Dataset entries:
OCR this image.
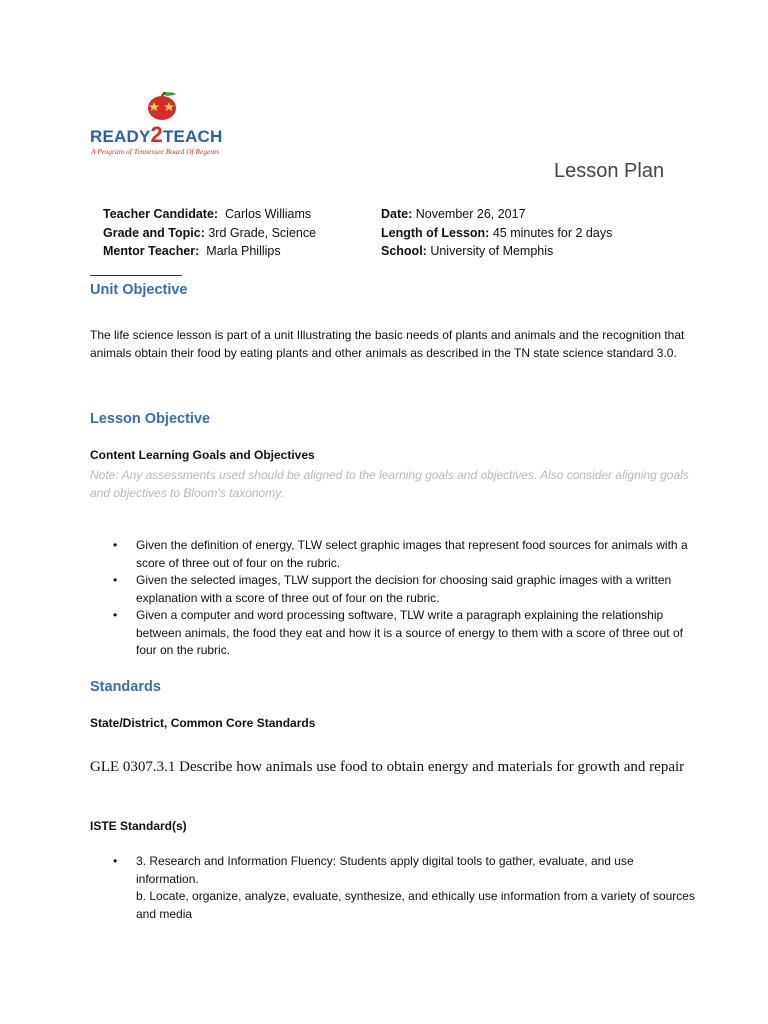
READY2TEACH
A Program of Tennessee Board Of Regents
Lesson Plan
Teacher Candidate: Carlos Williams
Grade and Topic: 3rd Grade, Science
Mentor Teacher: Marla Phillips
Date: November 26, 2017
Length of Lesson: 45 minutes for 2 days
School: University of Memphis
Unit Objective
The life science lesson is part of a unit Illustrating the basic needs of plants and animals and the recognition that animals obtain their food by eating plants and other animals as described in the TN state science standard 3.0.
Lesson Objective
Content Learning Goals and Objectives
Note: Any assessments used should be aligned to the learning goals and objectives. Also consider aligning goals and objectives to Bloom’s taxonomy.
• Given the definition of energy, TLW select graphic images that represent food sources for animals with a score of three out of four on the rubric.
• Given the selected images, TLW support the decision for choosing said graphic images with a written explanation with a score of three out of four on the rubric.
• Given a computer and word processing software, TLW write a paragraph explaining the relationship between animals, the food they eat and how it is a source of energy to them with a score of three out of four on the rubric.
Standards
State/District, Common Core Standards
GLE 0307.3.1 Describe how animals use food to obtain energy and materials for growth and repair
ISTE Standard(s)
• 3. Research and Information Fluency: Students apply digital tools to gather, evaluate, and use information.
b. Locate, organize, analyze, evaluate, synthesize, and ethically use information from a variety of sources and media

#### Brief:
Copy the listing over exactly, skipping the pictures it holds.

#### Complete output:
OCR this image.
READY2TEACH
A Program of Tennessee Board Of Regents
Lesson Plan
Teacher Candidate: Carlos Williams
Grade and Topic: 3rd Grade, Science
Mentor Teacher: Marla Phillips
Date: November 26, 2017
Length of Lesson: 45 minutes for 2 days
School: University of Memphis
Unit Objective
The life science lesson is part of a unit Illustrating the basic needs of plants and animals and the recognition that animals obtain their food by eating plants and other animals as described in the TN state science standard 3.0.
Lesson Objective
Content Learning Goals and Objectives
Note: Any assessments used should be aligned to the learning goals and objectives. Also consider aligning goals and objectives to Bloom’s taxonomy.
• Given the definition of energy, TLW select graphic images that represent food sources for animals with a score of three out of four on the rubric.
• Given the selected images, TLW support the decision for choosing said graphic images with a written explanation with a score of three out of four on the rubric.
• Given a computer and word processing software, TLW write a paragraph explaining the relationship between animals, the food they eat and how it is a source of energy to them with a score of three out of four on the rubric.
Standards
State/District, Common Core Standards
GLE 0307.3.1 Describe how animals use food to obtain energy and materials for growth and repair
ISTE Standard(s)
• 3. Research and Information Fluency: Students apply digital tools to gather, evaluate, and use information.
b. Locate, organize, analyze, evaluate, synthesize, and ethically use information from a variety of sources and media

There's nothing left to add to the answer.